■ Instructions for the task: Would you extract the whole listing below and retype it exactly?

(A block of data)
● ● ● ● ●
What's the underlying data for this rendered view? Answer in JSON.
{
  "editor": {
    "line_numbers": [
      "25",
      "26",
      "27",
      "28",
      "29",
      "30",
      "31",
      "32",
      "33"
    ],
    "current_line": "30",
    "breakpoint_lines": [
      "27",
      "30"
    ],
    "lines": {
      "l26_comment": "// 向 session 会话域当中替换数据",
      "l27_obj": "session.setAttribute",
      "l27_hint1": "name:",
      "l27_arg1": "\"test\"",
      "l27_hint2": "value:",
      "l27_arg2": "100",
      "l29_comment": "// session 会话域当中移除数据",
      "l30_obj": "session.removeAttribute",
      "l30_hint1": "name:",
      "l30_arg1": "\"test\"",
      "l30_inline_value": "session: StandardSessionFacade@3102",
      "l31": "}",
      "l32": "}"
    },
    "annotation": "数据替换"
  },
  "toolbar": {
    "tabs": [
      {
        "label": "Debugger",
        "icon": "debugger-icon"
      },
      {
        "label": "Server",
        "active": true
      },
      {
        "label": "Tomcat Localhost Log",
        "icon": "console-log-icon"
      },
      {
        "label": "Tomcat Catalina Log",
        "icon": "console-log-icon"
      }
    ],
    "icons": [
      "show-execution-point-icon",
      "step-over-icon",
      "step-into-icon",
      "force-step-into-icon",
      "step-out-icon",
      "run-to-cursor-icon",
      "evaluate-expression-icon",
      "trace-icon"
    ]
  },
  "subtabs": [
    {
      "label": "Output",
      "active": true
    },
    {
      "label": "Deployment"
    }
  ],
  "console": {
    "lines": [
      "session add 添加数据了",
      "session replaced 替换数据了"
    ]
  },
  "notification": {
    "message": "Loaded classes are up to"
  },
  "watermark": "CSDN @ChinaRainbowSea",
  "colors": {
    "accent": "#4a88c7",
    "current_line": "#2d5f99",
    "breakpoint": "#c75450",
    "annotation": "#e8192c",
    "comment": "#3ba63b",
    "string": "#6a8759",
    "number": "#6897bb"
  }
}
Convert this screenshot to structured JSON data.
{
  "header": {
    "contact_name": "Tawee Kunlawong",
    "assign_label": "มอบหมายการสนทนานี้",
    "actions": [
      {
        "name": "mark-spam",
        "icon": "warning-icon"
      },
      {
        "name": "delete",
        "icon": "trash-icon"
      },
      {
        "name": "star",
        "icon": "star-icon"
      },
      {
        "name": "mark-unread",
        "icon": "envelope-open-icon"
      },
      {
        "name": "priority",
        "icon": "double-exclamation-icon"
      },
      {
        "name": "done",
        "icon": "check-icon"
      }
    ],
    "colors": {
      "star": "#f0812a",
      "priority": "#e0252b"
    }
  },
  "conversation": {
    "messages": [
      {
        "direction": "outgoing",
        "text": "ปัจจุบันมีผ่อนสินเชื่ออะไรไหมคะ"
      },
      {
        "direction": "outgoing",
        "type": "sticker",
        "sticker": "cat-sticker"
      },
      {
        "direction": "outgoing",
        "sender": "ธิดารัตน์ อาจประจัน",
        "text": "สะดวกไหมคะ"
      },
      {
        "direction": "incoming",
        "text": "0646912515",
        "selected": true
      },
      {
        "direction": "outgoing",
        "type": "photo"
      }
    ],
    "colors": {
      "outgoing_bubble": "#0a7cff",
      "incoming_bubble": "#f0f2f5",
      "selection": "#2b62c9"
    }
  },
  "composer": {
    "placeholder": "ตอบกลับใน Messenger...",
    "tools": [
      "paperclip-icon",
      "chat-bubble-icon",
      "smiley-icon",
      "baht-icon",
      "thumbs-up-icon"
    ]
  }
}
● ● ● ● ●
■ Answer to this problem:
What's the underlying data for this rendered view? Answer in JSON.
{
  "editor": {
    "line_numbers": [
      "25",
      "26",
      "27",
      "28",
      "29",
      "30",
      "31",
      "32",
      "33"
    ],
    "current_line": "30",
    "breakpoint_lines": [
      "27",
      "30"
    ],
    "lines": {
      "l26_comment": "// 向 session 会话域当中替换数据",
      "l27_obj": "session.setAttribute",
      "l27_hint1": "name:",
      "l27_arg1": "\"test\"",
      "l27_hint2": "value:",
      "l27_arg2": "100",
      "l29_comment": "// session 会话域当中移除数据",
      "l30_obj": "session.removeAttribute",
      "l30_hint1": "name:",
      "l30_arg1": "\"test\"",
      "l30_inline_value": "session: StandardSessionFacade@3102",
      "l31": "}",
      "l32": "}"
    },
    "annotation": "数据替换"
  },
  "toolbar": {
    "tabs": [
      {
        "label": "Debugger",
        "icon": "debugger-icon"
      },
      {
        "label": "Server",
        "active": true
      },
      {
        "label": "Tomcat Localhost Log",
        "icon": "console-log-icon"
      },
      {
        "label": "Tomcat Catalina Log",
        "icon": "console-log-icon"
      }
    ],
    "icons": [
      "show-execution-point-icon",
      "step-over-icon",
      "step-into-icon",
      "force-step-into-icon",
      "step-out-icon",
      "run-to-cursor-icon",
      "evaluate-expression-icon",
      "trace-icon"
    ]
  },
  "subtabs": [
    {
      "label": "Output",
      "active": true
    },
    {
      "label": "Deployment"
    }
  ],
  "console": {
    "lines": [
      "session add 添加数据了",
      "session replaced 替换数据了"
    ]
  },
  "notification": {
    "message": "Loaded classes are up to"
  },
  "watermark": "CSDN @ChinaRainbowSea",
  "colors": {
    "accent": "#4a88c7",
    "current_line": "#2d5f99",
    "breakpoint": "#c75450",
    "annotation": "#e8192c",
    "comment": "#3ba63b",
    "string": "#6a8759",
    "number": "#6897bb"
  }
}
Convert this screenshot to structured JSON data.
{
  "header": {
    "contact_name": "Tawee Kunlawong",
    "assign_label": "มอบหมายการสนทนานี้",
    "actions": [
      {
        "name": "mark-spam",
        "icon": "warning-icon"
      },
      {
        "name": "delete",
        "icon": "trash-icon"
      },
      {
        "name": "star",
        "icon": "star-icon"
      },
      {
        "name": "mark-unread",
        "icon": "envelope-open-icon"
      },
      {
        "name": "priority",
        "icon": "double-exclamation-icon"
      },
      {
        "name": "done",
        "icon": "check-icon"
      }
    ],
    "colors": {
      "star": "#f0812a",
      "priority": "#e0252b"
    }
  },
  "conversation": {
    "messages": [
      {
        "direction": "outgoing",
        "text": "ปัจจุบันมีผ่อนสินเชื่ออะไรไหมคะ"
      },
      {
        "direction": "outgoing",
        "type": "sticker",
        "sticker": "cat-sticker"
      },
      {
        "direction": "outgoing",
        "sender": "ธิดารัตน์ อาจประจัน",
        "text": "สะดวกไหมคะ"
      },
      {
        "direction": "incoming",
        "text": "0646912515",
        "selected": true
      },
      {
        "direction": "outgoing",
        "type": "photo"
      }
    ],
    "colors": {
      "outgoing_bubble": "#0a7cff",
      "incoming_bubble": "#f0f2f5",
      "selection": "#2b62c9"
    }
  },
  "composer": {
    "placeholder": "ตอบกลับใน Messenger...",
    "tools": [
      "paperclip-icon",
      "chat-bubble-icon",
      "smiley-icon",
      "baht-icon",
      "thumbs-up-icon"
    ]
  }
}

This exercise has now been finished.